Change "row-header" to "row-number" in the lines from the start of the records through the line holding "range-resize-handle[interactable] (566, 107, 572, 113)", inclusive, and give those lines again with nothing else altered.

━━━ Data rows

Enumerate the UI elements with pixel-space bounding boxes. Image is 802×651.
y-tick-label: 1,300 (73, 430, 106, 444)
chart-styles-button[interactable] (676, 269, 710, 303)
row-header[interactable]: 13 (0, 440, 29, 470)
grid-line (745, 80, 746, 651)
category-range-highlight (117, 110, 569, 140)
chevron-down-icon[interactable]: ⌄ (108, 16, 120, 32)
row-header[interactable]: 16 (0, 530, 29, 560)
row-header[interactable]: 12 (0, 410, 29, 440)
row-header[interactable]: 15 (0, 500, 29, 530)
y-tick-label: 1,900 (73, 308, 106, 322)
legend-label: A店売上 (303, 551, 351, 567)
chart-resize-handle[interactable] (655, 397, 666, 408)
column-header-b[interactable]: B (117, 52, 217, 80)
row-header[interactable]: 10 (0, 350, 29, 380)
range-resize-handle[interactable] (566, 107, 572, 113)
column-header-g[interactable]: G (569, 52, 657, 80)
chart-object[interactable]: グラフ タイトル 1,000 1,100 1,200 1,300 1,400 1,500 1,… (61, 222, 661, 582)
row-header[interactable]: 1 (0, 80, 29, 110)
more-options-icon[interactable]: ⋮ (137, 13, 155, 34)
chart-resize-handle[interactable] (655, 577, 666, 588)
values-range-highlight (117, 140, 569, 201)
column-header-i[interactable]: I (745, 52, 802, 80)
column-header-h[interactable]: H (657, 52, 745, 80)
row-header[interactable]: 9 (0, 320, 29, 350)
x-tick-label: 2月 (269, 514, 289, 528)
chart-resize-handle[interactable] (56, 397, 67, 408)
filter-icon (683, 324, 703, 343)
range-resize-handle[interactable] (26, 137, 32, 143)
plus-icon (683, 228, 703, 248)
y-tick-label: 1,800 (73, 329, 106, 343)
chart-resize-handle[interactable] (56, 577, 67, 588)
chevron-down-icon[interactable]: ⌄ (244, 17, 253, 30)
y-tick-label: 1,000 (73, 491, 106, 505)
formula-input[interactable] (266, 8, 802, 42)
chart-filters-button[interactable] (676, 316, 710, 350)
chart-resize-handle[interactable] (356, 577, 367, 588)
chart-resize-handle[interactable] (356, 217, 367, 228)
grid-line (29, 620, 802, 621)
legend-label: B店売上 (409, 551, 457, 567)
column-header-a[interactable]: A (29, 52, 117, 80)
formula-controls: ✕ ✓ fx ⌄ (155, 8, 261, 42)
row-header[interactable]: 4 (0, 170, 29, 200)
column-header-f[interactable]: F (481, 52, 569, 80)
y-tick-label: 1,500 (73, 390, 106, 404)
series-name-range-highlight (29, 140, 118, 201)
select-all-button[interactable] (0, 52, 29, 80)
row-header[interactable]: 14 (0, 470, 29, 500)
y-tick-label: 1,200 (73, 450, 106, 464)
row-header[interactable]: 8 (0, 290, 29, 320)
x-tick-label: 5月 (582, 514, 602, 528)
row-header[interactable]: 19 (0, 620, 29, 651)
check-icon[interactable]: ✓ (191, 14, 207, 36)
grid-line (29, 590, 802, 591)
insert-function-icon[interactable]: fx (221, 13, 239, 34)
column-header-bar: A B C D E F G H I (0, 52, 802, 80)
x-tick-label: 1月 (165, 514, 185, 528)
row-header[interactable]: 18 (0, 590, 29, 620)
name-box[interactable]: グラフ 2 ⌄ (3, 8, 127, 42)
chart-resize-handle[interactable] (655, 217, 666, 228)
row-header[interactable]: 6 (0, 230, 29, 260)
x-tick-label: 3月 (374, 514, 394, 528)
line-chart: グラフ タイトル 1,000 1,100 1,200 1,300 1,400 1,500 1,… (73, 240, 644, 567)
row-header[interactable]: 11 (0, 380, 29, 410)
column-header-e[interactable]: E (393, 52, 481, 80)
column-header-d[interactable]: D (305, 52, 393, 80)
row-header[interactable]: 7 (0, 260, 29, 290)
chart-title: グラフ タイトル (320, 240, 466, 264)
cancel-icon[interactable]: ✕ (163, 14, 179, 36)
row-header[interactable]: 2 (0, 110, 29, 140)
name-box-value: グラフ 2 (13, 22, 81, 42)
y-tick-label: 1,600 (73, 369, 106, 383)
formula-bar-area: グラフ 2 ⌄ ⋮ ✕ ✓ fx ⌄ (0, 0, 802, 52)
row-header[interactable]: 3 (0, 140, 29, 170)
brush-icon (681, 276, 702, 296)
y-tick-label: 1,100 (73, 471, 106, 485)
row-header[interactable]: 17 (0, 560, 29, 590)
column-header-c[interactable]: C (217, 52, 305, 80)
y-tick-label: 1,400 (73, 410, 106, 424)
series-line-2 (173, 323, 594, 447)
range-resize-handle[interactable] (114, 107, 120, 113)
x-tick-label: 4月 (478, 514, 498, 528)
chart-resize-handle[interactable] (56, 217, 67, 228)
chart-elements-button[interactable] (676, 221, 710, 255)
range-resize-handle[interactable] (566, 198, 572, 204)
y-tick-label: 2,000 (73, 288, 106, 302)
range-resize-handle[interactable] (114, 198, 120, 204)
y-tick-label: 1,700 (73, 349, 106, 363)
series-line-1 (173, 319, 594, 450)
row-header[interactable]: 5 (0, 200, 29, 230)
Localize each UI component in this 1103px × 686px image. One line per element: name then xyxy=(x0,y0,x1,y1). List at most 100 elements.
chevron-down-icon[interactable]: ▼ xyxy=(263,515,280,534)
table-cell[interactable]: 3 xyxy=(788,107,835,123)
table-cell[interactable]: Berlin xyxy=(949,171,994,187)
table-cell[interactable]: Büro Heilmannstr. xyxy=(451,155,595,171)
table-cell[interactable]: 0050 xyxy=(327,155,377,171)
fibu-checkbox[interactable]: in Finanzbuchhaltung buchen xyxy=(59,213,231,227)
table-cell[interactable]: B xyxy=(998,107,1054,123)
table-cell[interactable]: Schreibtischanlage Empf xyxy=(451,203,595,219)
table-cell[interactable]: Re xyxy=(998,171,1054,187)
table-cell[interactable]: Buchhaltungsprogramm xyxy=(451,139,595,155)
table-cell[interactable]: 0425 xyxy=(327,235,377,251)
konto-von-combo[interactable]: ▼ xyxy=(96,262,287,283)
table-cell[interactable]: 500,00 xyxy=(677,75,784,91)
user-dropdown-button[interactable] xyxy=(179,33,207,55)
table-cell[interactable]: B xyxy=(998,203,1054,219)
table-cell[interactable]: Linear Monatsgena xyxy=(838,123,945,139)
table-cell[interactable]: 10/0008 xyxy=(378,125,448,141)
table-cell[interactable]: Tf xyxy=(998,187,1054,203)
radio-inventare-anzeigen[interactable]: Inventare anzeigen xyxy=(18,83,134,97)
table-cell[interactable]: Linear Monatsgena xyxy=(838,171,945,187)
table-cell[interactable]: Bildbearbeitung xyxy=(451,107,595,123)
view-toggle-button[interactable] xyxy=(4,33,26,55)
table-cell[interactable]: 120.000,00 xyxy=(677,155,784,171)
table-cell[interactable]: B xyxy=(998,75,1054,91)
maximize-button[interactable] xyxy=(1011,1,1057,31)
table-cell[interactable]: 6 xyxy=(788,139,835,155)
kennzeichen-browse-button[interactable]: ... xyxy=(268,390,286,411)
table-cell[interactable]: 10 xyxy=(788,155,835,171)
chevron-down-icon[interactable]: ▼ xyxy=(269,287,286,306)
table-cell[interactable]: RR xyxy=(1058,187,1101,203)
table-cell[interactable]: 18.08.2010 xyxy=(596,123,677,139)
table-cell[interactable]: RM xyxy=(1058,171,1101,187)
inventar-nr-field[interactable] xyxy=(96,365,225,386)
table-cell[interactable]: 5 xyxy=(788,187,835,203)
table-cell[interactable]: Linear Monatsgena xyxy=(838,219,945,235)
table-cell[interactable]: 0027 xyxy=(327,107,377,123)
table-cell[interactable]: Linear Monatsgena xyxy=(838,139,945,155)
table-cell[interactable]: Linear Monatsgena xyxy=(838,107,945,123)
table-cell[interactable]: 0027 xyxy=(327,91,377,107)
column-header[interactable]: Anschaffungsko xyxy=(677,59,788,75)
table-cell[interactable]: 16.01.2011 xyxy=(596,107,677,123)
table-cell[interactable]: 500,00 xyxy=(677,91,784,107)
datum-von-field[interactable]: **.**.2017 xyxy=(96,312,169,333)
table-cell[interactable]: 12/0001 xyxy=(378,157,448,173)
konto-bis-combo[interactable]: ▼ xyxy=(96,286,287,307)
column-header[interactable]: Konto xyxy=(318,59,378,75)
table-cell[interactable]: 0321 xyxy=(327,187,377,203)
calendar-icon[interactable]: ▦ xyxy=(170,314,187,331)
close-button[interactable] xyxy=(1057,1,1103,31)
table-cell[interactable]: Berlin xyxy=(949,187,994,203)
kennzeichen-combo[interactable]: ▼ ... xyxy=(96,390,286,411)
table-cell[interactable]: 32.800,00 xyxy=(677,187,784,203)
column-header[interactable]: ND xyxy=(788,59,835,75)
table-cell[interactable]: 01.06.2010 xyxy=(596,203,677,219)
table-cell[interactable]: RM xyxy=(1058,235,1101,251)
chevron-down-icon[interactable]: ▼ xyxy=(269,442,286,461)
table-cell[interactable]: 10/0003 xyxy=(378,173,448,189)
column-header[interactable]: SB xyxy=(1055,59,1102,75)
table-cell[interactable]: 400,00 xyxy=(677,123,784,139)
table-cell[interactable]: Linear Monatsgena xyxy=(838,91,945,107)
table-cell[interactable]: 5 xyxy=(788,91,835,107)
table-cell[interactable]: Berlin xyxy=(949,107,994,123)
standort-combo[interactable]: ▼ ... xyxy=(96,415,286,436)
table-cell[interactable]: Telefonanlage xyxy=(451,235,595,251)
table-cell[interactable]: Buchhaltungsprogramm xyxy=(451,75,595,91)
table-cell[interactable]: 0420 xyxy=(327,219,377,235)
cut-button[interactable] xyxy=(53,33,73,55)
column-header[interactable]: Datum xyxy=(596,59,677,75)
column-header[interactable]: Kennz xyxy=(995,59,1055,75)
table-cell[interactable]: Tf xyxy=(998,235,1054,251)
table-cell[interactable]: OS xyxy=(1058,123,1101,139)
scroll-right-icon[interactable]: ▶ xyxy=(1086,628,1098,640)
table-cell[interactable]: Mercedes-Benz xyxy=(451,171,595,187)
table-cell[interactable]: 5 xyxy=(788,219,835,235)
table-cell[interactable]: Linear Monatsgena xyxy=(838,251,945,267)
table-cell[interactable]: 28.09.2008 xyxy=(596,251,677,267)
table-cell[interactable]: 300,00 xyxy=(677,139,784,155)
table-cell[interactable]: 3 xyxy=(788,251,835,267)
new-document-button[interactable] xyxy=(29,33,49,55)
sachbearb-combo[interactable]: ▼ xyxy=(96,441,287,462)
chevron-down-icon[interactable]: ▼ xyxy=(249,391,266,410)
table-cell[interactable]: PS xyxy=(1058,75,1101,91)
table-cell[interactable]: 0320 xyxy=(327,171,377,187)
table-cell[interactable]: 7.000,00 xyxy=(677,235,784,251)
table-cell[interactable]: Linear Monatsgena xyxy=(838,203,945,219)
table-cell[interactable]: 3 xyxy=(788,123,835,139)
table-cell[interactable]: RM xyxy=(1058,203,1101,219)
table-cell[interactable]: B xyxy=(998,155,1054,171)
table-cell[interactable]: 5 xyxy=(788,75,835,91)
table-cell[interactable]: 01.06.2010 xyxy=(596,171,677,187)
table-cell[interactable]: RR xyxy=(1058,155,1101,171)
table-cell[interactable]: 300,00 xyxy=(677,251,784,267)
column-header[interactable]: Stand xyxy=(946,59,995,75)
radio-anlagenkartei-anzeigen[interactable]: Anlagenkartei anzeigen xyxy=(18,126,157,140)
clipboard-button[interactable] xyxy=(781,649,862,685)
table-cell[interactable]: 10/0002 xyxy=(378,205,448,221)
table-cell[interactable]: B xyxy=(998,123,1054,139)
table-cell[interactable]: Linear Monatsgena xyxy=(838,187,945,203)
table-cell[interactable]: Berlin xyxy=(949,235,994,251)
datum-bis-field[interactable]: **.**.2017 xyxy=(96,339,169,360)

━━━━━━

• Final result:
Enumerate the UI elements with pixel-space bounding boxes. Image is 802×651.
y-tick-label: 1,300 (73, 430, 106, 444)
chart-styles-button[interactable] (676, 269, 710, 303)
row-number[interactable]: 13 (0, 440, 29, 470)
grid-line (745, 80, 746, 651)
category-range-highlight (117, 110, 569, 140)
chevron-down-icon[interactable]: ⌄ (108, 16, 120, 32)
row-number[interactable]: 16 (0, 530, 29, 560)
row-number[interactable]: 12 (0, 410, 29, 440)
row-number[interactable]: 15 (0, 500, 29, 530)
y-tick-label: 1,900 (73, 308, 106, 322)
legend-label: A店売上 (303, 551, 351, 567)
chart-resize-handle[interactable] (655, 397, 666, 408)
column-header-b[interactable]: B (117, 52, 217, 80)
row-number[interactable]: 10 (0, 350, 29, 380)
range-resize-handle[interactable] (566, 107, 572, 113)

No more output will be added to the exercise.